§ **Exercise task**
Exact reproduction is required for all entries.

---- Stored records

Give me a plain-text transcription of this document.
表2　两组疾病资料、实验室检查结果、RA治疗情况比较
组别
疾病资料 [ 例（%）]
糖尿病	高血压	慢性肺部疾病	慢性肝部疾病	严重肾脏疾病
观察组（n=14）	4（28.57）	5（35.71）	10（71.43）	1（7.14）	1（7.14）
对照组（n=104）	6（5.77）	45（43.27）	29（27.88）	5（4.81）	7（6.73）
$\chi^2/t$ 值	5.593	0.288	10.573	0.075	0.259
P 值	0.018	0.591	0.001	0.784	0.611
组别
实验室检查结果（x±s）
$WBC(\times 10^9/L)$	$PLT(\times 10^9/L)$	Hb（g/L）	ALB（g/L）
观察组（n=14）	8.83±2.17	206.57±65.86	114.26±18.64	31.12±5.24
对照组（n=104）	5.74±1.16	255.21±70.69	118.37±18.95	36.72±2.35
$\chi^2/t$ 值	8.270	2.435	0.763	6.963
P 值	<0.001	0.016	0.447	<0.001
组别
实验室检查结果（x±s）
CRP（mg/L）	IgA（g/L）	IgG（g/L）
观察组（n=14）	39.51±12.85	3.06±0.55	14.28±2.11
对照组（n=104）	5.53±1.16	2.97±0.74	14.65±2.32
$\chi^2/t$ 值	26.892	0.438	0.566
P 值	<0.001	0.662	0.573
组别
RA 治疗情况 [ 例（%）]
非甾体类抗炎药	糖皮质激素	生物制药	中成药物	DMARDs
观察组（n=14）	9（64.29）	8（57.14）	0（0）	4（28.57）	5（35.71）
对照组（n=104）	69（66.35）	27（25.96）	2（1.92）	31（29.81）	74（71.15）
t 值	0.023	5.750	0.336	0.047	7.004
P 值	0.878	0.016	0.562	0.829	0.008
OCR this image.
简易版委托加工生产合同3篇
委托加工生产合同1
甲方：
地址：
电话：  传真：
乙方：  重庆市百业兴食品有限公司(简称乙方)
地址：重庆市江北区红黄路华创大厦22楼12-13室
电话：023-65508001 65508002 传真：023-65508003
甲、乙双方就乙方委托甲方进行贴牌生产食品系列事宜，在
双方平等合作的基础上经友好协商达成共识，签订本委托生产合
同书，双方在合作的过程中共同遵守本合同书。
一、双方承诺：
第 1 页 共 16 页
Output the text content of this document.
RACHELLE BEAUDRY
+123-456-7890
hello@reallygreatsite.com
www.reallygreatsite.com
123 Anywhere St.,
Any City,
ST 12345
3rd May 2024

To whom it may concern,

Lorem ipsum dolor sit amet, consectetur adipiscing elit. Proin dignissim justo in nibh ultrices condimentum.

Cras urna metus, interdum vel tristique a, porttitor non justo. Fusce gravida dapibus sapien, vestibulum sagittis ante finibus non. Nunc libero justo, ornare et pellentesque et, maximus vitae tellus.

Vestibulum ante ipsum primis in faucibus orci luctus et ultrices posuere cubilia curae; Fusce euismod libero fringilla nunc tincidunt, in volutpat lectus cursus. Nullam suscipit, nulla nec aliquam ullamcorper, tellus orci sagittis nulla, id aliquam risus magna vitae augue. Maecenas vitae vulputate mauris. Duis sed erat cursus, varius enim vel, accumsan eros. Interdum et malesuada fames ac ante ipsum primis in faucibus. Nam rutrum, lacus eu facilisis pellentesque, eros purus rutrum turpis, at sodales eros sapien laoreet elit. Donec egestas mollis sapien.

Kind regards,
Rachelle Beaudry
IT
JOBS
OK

--------

§ **Completed task**
Give me a plain-text transcription of this document.
表2　两组疾病资料、实验室检查结果、RA治疗情况比较
组别
疾病资料 [ 例（%）]
糖尿病	高血压	慢性肺部疾病	慢性肝部疾病	严重肾脏疾病
观察组（n=14）	4（28.57）	5（35.71）	10（71.43）	1（7.14）	1（7.14）
对照组（n=104）	6（5.77）	45（43.27）	29（27.88）	5（4.81）	7（6.73）
$\chi^2/t$ 值	5.593	0.288	10.573	0.075	0.259
P 值	0.018	0.591	0.001	0.784	0.611
组别
实验室检查结果（x±s）
$WBC(\times 10^9/L)$	$PLT(\times 10^9/L)$	Hb（g/L）	ALB（g/L）
观察组（n=14）	8.83±2.17	206.57±65.86	114.26±18.64	31.12±5.24
对照组（n=104）	5.74±1.16	255.21±70.69	118.37±18.95	36.72±2.35
$\chi^2/t$ 值	8.270	2.435	0.763	6.963
P 值	<0.001	0.016	0.447	<0.001
组别
实验室检查结果（x±s）
CRP（mg/L）	IgA（g/L）	IgG（g/L）
观察组（n=14）	39.51±12.85	3.06±0.55	14.28±2.11
对照组（n=104）	5.53±1.16	2.97±0.74	14.65±2.32
$\chi^2/t$ 值	26.892	0.438	0.566
P 值	<0.001	0.662	0.573
组别
RA 治疗情况 [ 例（%）]
非甾体类抗炎药	糖皮质激素	生物制药	中成药物	DMARDs
观察组（n=14）	9（64.29）	8（57.14）	0（0）	4（28.57）	5（35.71）
对照组（n=104）	69（66.35）	27（25.96）	2（1.92）	31（29.81）	74（71.15）
t 值	0.023	5.750	0.336	0.047	7.004
P 值	0.878	0.016	0.562	0.829	0.008
OCR this image.
简易版委托加工生产合同3篇
委托加工生产合同1
甲方：
地址：
电话：  传真：
乙方：  重庆市百业兴食品有限公司(简称乙方)
地址：重庆市江北区红黄路华创大厦22楼12-13室
电话：023-65508001 65508002 传真：023-65508003
甲、乙双方就乙方委托甲方进行贴牌生产食品系列事宜，在
双方平等合作的基础上经友好协商达成共识，签订本委托生产合
同书，双方在合作的过程中共同遵守本合同书。
一、双方承诺：
第 1 页 共 16 页
Output the text content of this document.
RACHELLE BEAUDRY
+123-456-7890
hello@reallygreatsite.com
www.reallygreatsite.com
123 Anywhere St.,
Any City,
ST 12345
3rd May 2024

To whom it may concern,

Lorem ipsum dolor sit amet, consectetur adipiscing elit. Proin dignissim justo in nibh ultrices condimentum.

Cras urna metus, interdum vel tristique a, porttitor non justo. Fusce gravida dapibus sapien, vestibulum sagittis ante finibus non. Nunc libero justo, ornare et pellentesque et, maximus vitae tellus.

Vestibulum ante ipsum primis in faucibus orci luctus et ultrices posuere cubilia curae; Fusce euismod libero fringilla nunc tincidunt, in volutpat lectus cursus. Nullam suscipit, nulla nec aliquam ullamcorper, tellus orci sagittis nulla, id aliquam risus magna vitae augue. Maecenas vitae vulputate mauris. Duis sed erat cursus, varius enim vel, accumsan eros. Interdum et malesuada fames ac ante ipsum primis in faucibus. Nam rutrum, lacus eu facilisis pellentesque, eros purus rutrum turpis, at sodales eros sapien laoreet elit. Donec egestas mollis sapien.

Kind regards,
Rachelle Beaudry
IT
JOBS
OK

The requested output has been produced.